#### GIVEN REQUEST:
Write out the records unchanged, from the first line through the line containing "resize-arrow-nw-icon: ↖ [951,283,959,293]", including both of those lines.

#### SOURCE DATA:

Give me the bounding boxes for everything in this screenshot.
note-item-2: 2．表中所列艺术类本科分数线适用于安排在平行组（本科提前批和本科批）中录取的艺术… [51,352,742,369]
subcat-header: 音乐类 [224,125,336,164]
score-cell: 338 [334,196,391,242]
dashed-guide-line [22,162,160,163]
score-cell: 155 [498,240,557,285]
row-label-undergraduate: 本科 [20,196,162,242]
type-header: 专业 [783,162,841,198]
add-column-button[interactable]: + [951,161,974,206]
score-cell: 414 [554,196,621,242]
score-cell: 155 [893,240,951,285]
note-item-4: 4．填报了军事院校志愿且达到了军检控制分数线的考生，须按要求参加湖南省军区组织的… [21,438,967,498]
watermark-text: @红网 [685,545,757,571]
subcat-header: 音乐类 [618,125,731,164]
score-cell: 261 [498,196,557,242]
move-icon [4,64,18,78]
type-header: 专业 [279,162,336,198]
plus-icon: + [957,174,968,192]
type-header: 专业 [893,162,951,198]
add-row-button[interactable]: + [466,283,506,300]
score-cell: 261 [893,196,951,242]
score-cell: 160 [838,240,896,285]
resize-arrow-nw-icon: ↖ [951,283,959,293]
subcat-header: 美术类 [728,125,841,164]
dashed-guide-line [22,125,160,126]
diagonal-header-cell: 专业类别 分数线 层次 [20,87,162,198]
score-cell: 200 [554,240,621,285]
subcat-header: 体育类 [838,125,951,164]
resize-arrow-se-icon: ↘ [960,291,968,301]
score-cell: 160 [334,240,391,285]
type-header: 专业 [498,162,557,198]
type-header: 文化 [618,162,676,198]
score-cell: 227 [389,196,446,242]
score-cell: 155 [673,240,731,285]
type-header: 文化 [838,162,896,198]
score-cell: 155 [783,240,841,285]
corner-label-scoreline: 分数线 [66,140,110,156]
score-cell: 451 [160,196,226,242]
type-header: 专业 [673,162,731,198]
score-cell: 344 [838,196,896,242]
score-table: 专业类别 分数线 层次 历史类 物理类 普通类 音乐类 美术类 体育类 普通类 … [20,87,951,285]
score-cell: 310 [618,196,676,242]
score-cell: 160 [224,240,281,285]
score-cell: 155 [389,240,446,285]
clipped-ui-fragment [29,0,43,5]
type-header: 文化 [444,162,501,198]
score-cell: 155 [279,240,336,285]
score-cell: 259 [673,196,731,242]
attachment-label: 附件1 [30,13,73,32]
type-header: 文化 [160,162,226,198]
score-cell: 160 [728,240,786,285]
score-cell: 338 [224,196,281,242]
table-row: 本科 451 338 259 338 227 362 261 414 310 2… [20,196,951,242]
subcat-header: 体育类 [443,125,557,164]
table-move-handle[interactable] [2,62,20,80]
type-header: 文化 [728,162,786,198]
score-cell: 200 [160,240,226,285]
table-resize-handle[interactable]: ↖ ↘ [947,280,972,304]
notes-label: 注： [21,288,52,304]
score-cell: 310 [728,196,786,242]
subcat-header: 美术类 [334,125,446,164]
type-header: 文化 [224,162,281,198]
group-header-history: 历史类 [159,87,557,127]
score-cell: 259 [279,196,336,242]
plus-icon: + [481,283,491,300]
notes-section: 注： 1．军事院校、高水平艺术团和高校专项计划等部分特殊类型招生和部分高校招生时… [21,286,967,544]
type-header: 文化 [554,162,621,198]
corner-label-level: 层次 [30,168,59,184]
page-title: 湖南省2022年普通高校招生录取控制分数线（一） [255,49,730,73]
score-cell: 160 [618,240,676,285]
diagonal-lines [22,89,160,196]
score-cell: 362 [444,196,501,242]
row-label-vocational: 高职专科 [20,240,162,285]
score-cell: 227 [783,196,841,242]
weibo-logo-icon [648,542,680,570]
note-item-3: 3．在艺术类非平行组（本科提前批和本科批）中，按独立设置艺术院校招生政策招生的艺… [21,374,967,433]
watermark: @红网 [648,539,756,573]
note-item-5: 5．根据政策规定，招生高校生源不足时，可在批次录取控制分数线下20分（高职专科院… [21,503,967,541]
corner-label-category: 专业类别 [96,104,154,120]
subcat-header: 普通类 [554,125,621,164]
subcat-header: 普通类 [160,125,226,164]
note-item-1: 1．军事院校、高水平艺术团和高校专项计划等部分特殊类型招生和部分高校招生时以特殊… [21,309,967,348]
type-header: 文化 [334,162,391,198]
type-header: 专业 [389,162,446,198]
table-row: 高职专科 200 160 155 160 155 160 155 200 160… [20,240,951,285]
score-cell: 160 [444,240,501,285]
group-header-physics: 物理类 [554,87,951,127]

#### SOLUTION TO THIS PROBLEM:
Give me the bounding boxes for everything in this screenshot.
note-item-2: 2．表中所列艺术类本科分数线适用于安排在平行组（本科提前批和本科批）中录取的艺术… [51,352,742,369]
subcat-header: 音乐类 [224,125,336,164]
score-cell: 338 [334,196,391,242]
dashed-guide-line [22,162,160,163]
score-cell: 155 [498,240,557,285]
row-label-undergraduate: 本科 [20,196,162,242]
type-header: 专业 [783,162,841,198]
add-column-button[interactable]: + [951,161,974,206]
score-cell: 414 [554,196,621,242]
score-cell: 155 [893,240,951,285]
note-item-4: 4．填报了军事院校志愿且达到了军检控制分数线的考生，须按要求参加湖南省军区组织的… [21,438,967,498]
watermark-text: @红网 [685,545,757,571]
subcat-header: 音乐类 [618,125,731,164]
score-cell: 261 [498,196,557,242]
move-icon [4,64,18,78]
type-header: 专业 [279,162,336,198]
plus-icon: + [957,174,968,192]
type-header: 专业 [893,162,951,198]
add-row-button[interactable]: + [466,283,506,300]
score-cell: 261 [893,196,951,242]
score-cell: 160 [838,240,896,285]
resize-arrow-nw-icon: ↖ [951,283,959,293]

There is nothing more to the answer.